• **THE PROBLEM**
Work out how many lines of the listing hold the string "Move". Answer with that number alone.

++++

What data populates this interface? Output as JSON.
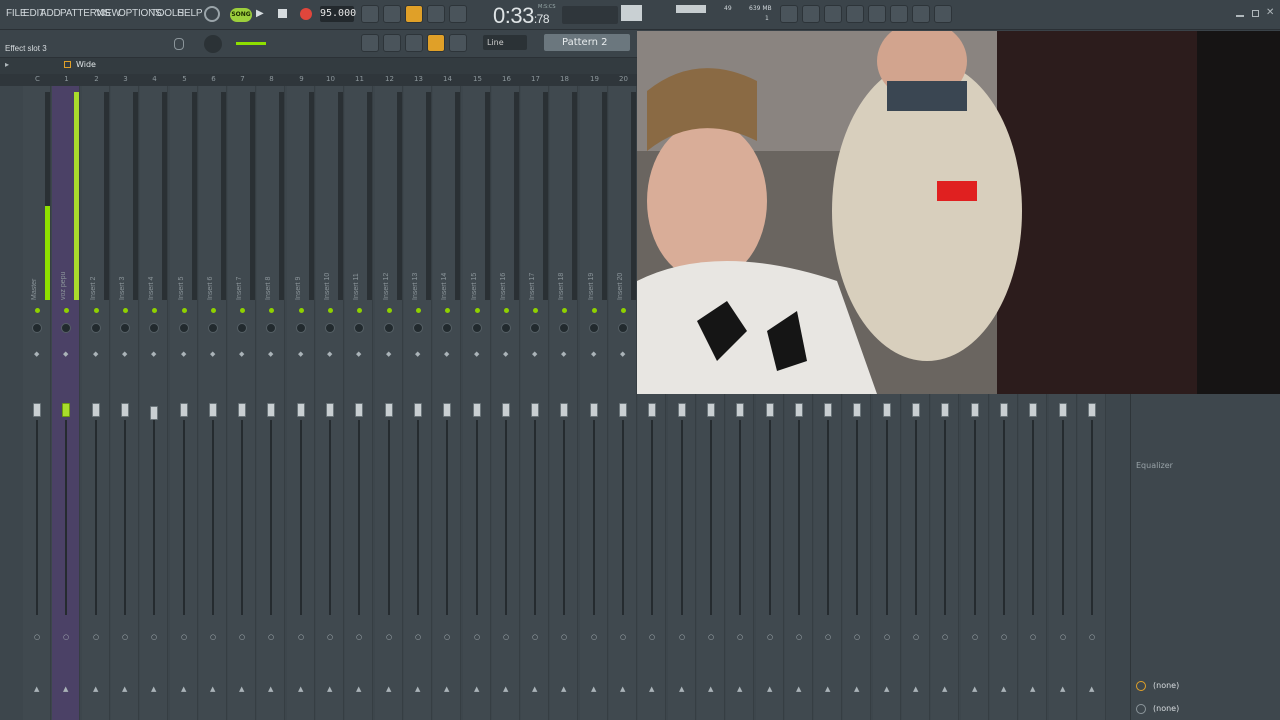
{
  "menu": {
    "file": "FILE",
    "edit": "EDIT",
    "add": "ADD",
    "patterns": "PATTERNS",
    "view": "VIEW",
    "options": "OPTIONS",
    "tools": "TOOLS",
    "help": "HELP"
  },
  "transport": {
    "song_label": "SONG",
    "tempo": "95.000",
    "time_main": "0:33",
    "time_sub": ":78",
    "time_unit": "M:S:CS",
    "cpu_num": "49",
    "ram": "639 MB",
    "voices": "1"
  },
  "toolbar": {
    "snap_value": "Line",
    "pattern_name": "Pattern 2"
  },
  "hint": {
    "text": "Effect slot 3"
  },
  "mixer": {
    "view_mode": "Wide",
    "tracks": [
      {
        "label": "Master",
        "num": "C"
      },
      {
        "label": "voz pepu",
        "num": "1"
      },
      {
        "label": "Insert 2",
        "num": "2"
      },
      {
        "label": "Insert 3",
        "num": "3"
      },
      {
        "label": "Insert 4",
        "num": "4"
      },
      {
        "label": "Insert 5",
        "num": "5"
      },
      {
        "label": "Insert 6",
        "num": "6"
      },
      {
        "label": "Insert 7",
        "num": "7"
      },
      {
        "label": "Insert 8",
        "num": "8"
      },
      {
        "label": "Insert 9",
        "num": "9"
      },
      {
        "label": "Insert 10",
        "num": "10"
      },
      {
        "label": "Insert 11",
        "num": "11"
      },
      {
        "label": "Insert 12",
        "num": "12"
      },
      {
        "label": "Insert 13",
        "num": "13"
      },
      {
        "label": "Insert 14",
        "num": "14"
      },
      {
        "label": "Insert 15",
        "num": "15"
      },
      {
        "label": "Insert 16",
        "num": "16"
      },
      {
        "label": "Insert 17",
        "num": "17"
      },
      {
        "label": "Insert 18",
        "num": "18"
      },
      {
        "label": "Insert 19",
        "num": "19"
      },
      {
        "label": "Insert 20",
        "num": "20"
      }
    ]
  },
  "right_panel": {
    "plugin": "Equalizer",
    "slot1": "(none)",
    "slot2": "(none)"
  },
  "colors": {
    "accent_green": "#8ee000",
    "selected_track": "#4b4166",
    "record": "#e0463c"
  }
}
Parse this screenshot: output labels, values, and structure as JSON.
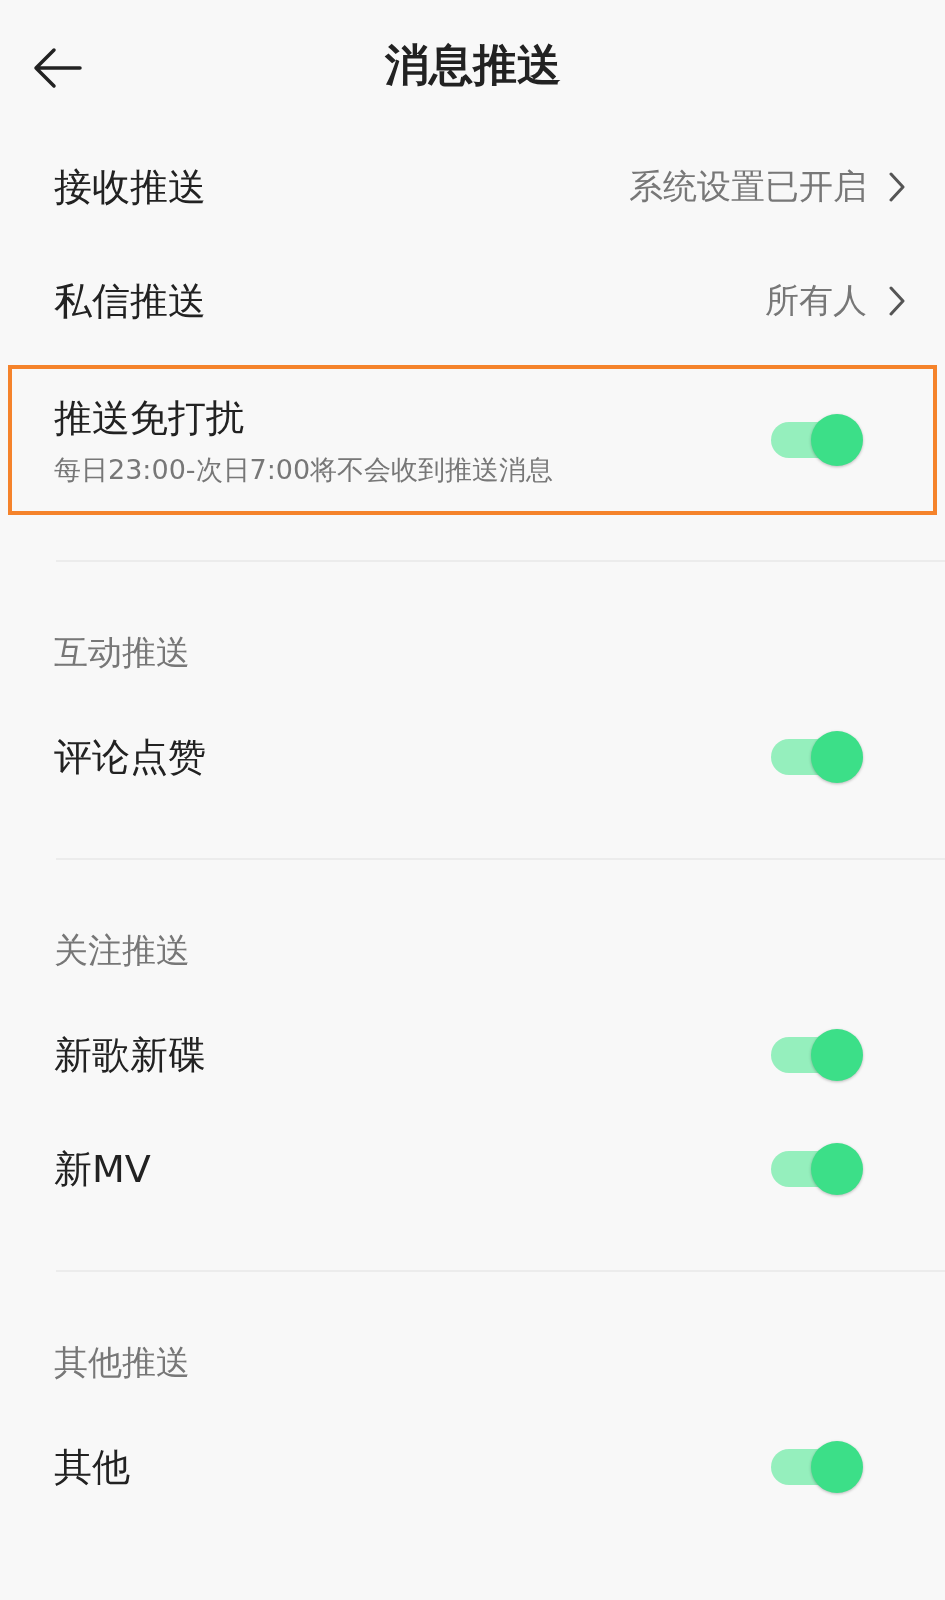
{
  "header": {
    "title": "消息推送"
  },
  "rows": [
    {
      "kind": "link",
      "label": "接收推送",
      "value": "系统设置已开启"
    },
    {
      "kind": "link",
      "label": "私信推送",
      "value": "所有人"
    },
    {
      "kind": "toggle",
      "label": "推送免打扰",
      "subtitle": "每日23:00-次日7:00将不会收到推送消息",
      "on": true,
      "highlighted": true
    }
  ],
  "sections": [
    {
      "title": "互动推送",
      "rows": [
        {
          "kind": "toggle",
          "label": "评论点赞",
          "on": true
        }
      ]
    },
    {
      "title": "关注推送",
      "rows": [
        {
          "kind": "toggle",
          "label": "新歌新碟",
          "on": true
        },
        {
          "kind": "toggle",
          "label": "新MV",
          "on": true
        }
      ]
    },
    {
      "title": "其他推送",
      "rows": [
        {
          "kind": "toggle",
          "label": "其他",
          "on": true
        }
      ]
    }
  ]
}
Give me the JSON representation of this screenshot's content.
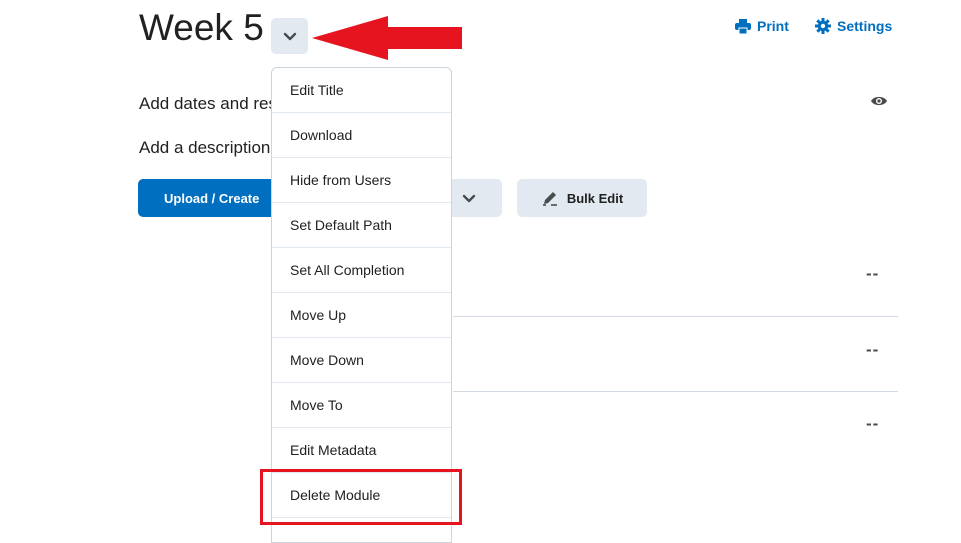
{
  "page": {
    "title": "Week 5",
    "add_dates": "Add dates and res",
    "add_description": "Add a description"
  },
  "header_links": {
    "print": "Print",
    "settings": "Settings"
  },
  "toolbar": {
    "upload_create": "Upload / Create",
    "bulk_edit": "Bulk Edit"
  },
  "rows": [
    {
      "status": "--"
    },
    {
      "status": "--"
    },
    {
      "status": "--"
    }
  ],
  "menu": {
    "items": [
      {
        "label": "Edit Title"
      },
      {
        "label": "Download"
      },
      {
        "label": "Hide from Users"
      },
      {
        "label": "Set Default Path"
      },
      {
        "label": "Set All Completion"
      },
      {
        "label": "Move Up"
      },
      {
        "label": "Move Down"
      },
      {
        "label": "Move To"
      },
      {
        "label": "Edit Metadata"
      },
      {
        "label": "Delete Module"
      }
    ]
  },
  "colors": {
    "accent": "#006fbf",
    "annotation": "#e5141f",
    "button_bg": "#e3e9f1"
  },
  "icons": [
    "chevron-down-icon",
    "printer-icon",
    "gear-icon",
    "eye-icon",
    "pencil-icon",
    "arrow-left-icon"
  ]
}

++++

• **TASK RESPONSE**
3